Would you transcribe the whole listing exactly, minus its pictures?

(Saved entries)
******************************

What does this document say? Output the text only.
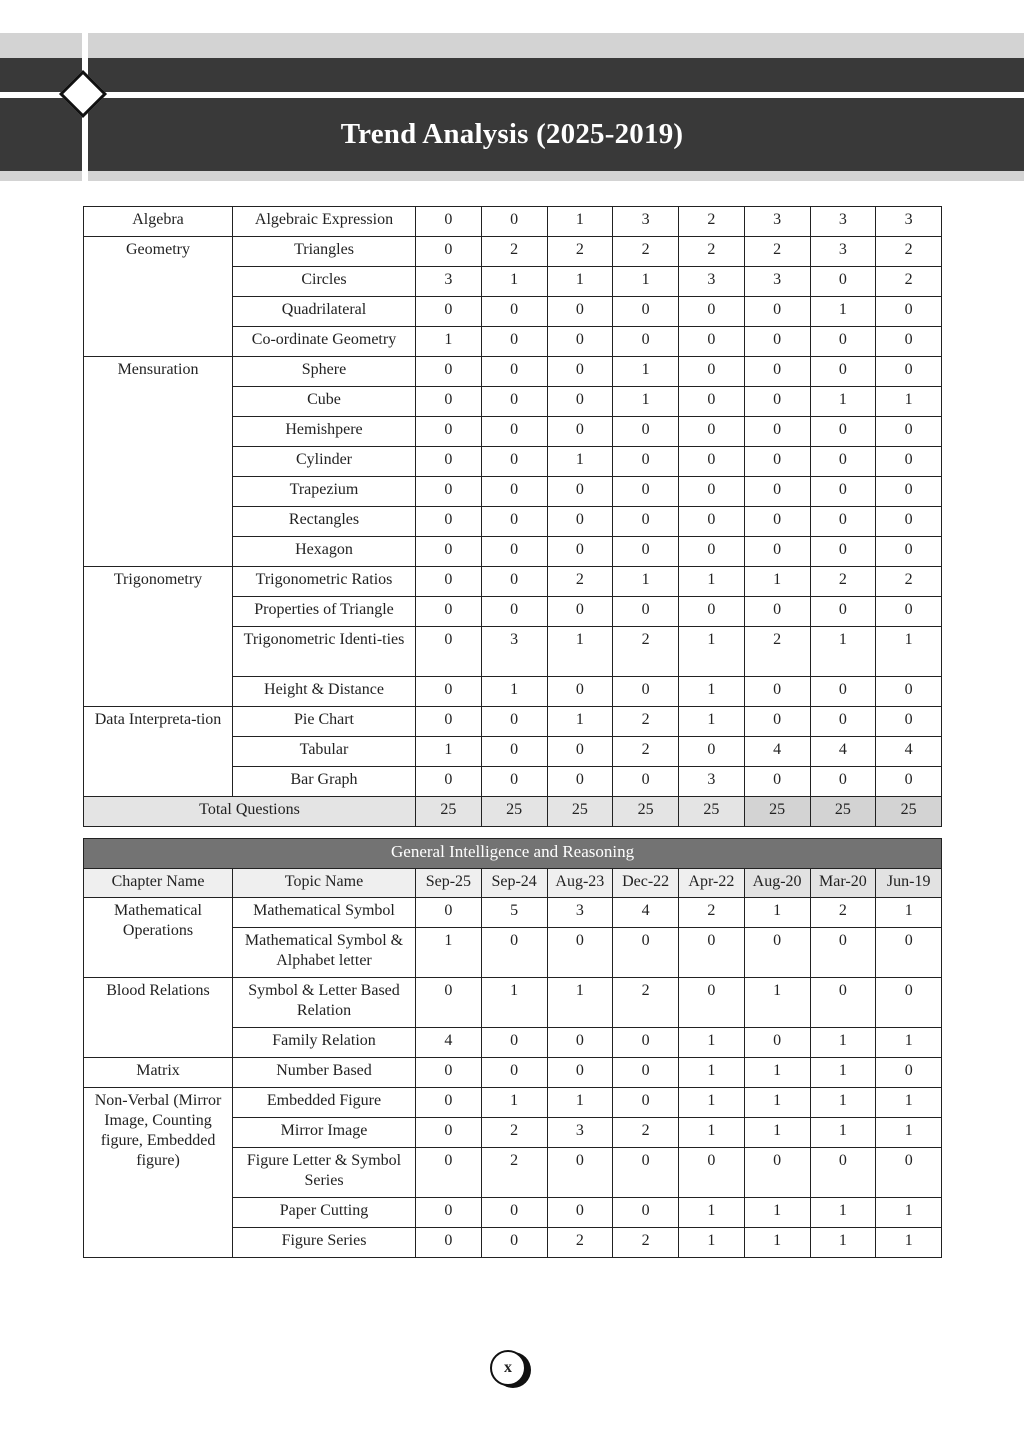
Trend Analysis (2025-2019)
Algebra	Algebraic Expression	0	0	1	3	2	3	3	3
Geometry	Triangles	0	2	2	2	2	2	3	2
	Circles	3	1	1	1	3	3	0	2
	Quadrilateral	0	0	0	0	0	0	1	0
	Co-ordinate Geometry	1	0	0	0	0	0	0	0
Mensuration	Sphere	0	0	0	1	0	0	0	0
	Cube	0	0	0	1	0	0	1	1
	Hemishpere	0	0	0	0	0	0	0	0
	Cylinder	0	0	1	0	0	0	0	0
	Trapezium	0	0	0	0	0	0	0	0
	Rectangles	0	0	0	0	0	0	0	0
	Hexagon	0	0	0	0	0	0	0	0
Trigonometry	Trigonometric Ratios	0	0	2	1	1	1	2	2
	Properties of Triangle	0	0	0	0	0	0	0	0
	Trigonometric Identi-ties	0	3	1	2	1	2	1	1
	Height & Distance	0	1	0	0	1	0	0	0
Data Interpreta-tion	Pie Chart	0	0	1	2	1	0	0	0
	Tabular	1	0	0	2	0	4	4	4
	Bar Graph	0	0	0	0	3	0	0	0
Total Questions		25	25	25	25	25	25	25	25
General Intelligence and Reasoning									
Chapter Name	Topic Name	Sep-25	Sep-24	Aug-23	Dec-22	Apr-22	Aug-20	Mar-20	Jun-19
Mathematical Operations	Mathematical Symbol	0	5	3	4	2	1	2	1
	Mathematical Symbol & Alphabet letter	1	0	0	0	0	0	0	0
Blood Relations	Symbol & Letter Based Relation	0	1	1	2	0	1	0	0
	Family Relation	4	0	0	0	1	0	1	1
Matrix	Number Based	0	0	0	0	1	1	1	0
Non-Verbal (Mirror Image, Counting figure, Embedded figure)	Embedded Figure	0	1	1	0	1	1	1	1
	Mirror Image	0	2	3	2	1	1	1	1
	Figure Letter & Symbol Series	0	2	0	0	0	0	0	0
	Paper Cutting	0	0	0	0	1	1	1	1
	Figure Series	0	0	2	2	1	1	1	1
x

******************************

Finished task:
What does this document say? Output the text only.
Trend Analysis (2025-2019)
Algebra	Algebraic Expression	0	0	1	3	2	3	3	3
Geometry	Triangles	0	2	2	2	2	2	3	2
	Circles	3	1	1	1	3	3	0	2
	Quadrilateral	0	0	0	0	0	0	1	0
	Co-ordinate Geometry	1	0	0	0	0	0	0	0
Mensuration	Sphere	0	0	0	1	0	0	0	0
	Cube	0	0	0	1	0	0	1	1
	Hemishpere	0	0	0	0	0	0	0	0
	Cylinder	0	0	1	0	0	0	0	0
	Trapezium	0	0	0	0	0	0	0	0
	Rectangles	0	0	0	0	0	0	0	0
	Hexagon	0	0	0	0	0	0	0	0
Trigonometry	Trigonometric Ratios	0	0	2	1	1	1	2	2
	Properties of Triangle	0	0	0	0	0	0	0	0
	Trigonometric Identi-ties	0	3	1	2	1	2	1	1
	Height & Distance	0	1	0	0	1	0	0	0
Data Interpreta-tion	Pie Chart	0	0	1	2	1	0	0	0
	Tabular	1	0	0	2	0	4	4	4
	Bar Graph	0	0	0	0	3	0	0	0
Total Questions		25	25	25	25	25	25	25	25
General Intelligence and Reasoning									
Chapter Name	Topic Name	Sep-25	Sep-24	Aug-23	Dec-22	Apr-22	Aug-20	Mar-20	Jun-19
Mathematical Operations	Mathematical Symbol	0	5	3	4	2	1	2	1
	Mathematical Symbol & Alphabet letter	1	0	0	0	0	0	0	0
Blood Relations	Symbol & Letter Based Relation	0	1	1	2	0	1	0	0
	Family Relation	4	0	0	0	1	0	1	1
Matrix	Number Based	0	0	0	0	1	1	1	0
Non-Verbal (Mirror Image, Counting figure, Embedded figure)	Embedded Figure	0	1	1	0	1	1	1	1
	Mirror Image	0	2	3	2	1	1	1	1
	Figure Letter & Symbol Series	0	2	0	0	0	0	0	0
	Paper Cutting	0	0	0	0	1	1	1	1
	Figure Series	0	0	2	2	1	1	1	1
x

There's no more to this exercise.